▶ Tasks to perform:
a) Reproduce the passage of the bid protest text starting with "Latest updates[?]: Finmeccanica's" and going on through "of available vendors.".
b) List every company name that appears in the bid protest text, giving each distinct form once as it is spelled there.
c) Extend the text about the CANES bid protests from the point where it stops.

▶ Extracted text:
···

Latest updates[?]: Finmeccanica's DRS Laurel (#B-410330.1) and Obamacare's infamous implementer CGI Federal (#B-410330.2) both filed
bid protests with GAO over their exclusion from CANES. The same sort of behavior has been seen on other large IT contracts, like ITES-II.One option (one
we've seen before) is for the government to add the protesting firms to the list, in order to prevent contract stop-work while everyone waits for a GAO decision. Multiple-award contracts don't compel the government to award much of anything to winning firms, so it's a low-cost concession. This is indeed
what was decided on January 8, with CGI Federal Inc and DRS Technologies added to the list of available vendors.

···

▶ Dataset section:
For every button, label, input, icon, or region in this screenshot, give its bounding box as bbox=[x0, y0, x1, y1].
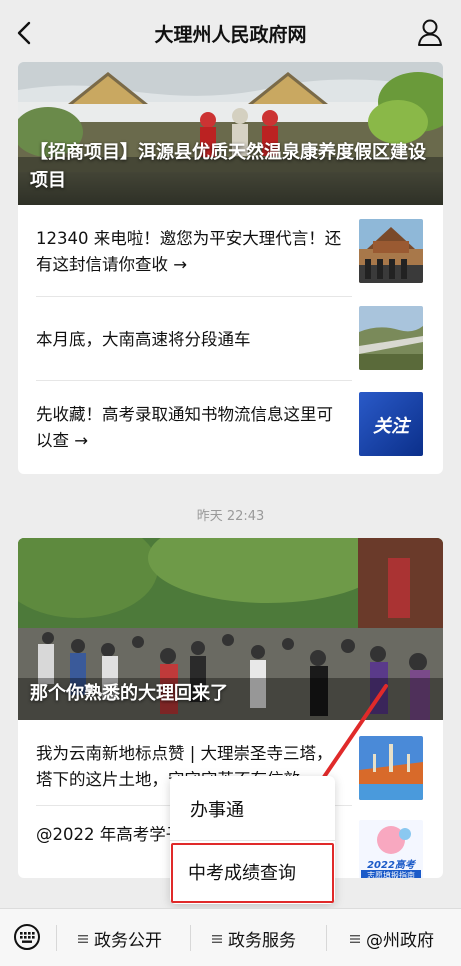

···

▶ Answers to the exercises:
a)
Latest updates[?]: Finmeccanica's DRS Laurel (#B-410330.1) and Obamacare's infamous implementer CGI Federal (#B-410330.2) both filed
bid protests with GAO over their exclusion from CANES. The same sort of behavior has been seen on other large IT contracts, like ITES-II.One option (one
we've seen before) is for the government to add the protesting firms to the list, in order to prevent contract stop-work while everyone waits for a GAO decision. Multiple-award contracts don't compel the government to award much of anything to winning firms, so it's a low-cost concession. This is indeed
what was decided on January 8, with CGI Federal Inc and DRS Technologies added to the list of available vendors.

b)
Finmeccanica
DRS Laurel
CGI Federal
CGI Federal Inc
DRS Technologies

c)
The US Navy’s Consolidated Afloat Networks and Enterprise Services (CANES) program is designed to streamline and update shipboard networks to improve interoperability across the fleet. It will replace 5 shipboard legacy network programs to provide the common computing environment on board for command, control, intelligence and logistics. The primary goal of the CANES program is to build a secure shipboard network required for naval and joint operations, which is much easier when you consolidate and reduce the number of shipboard networks. That consolidation can also lower costs and maintenance requirements and reduce training needs, if good choices are made. The intent is to build it as an Infrastructure and Platform as a Service (IaaS / PaaS) and field it on a rolling 4-year hardware baseline and a 2-year software baseline.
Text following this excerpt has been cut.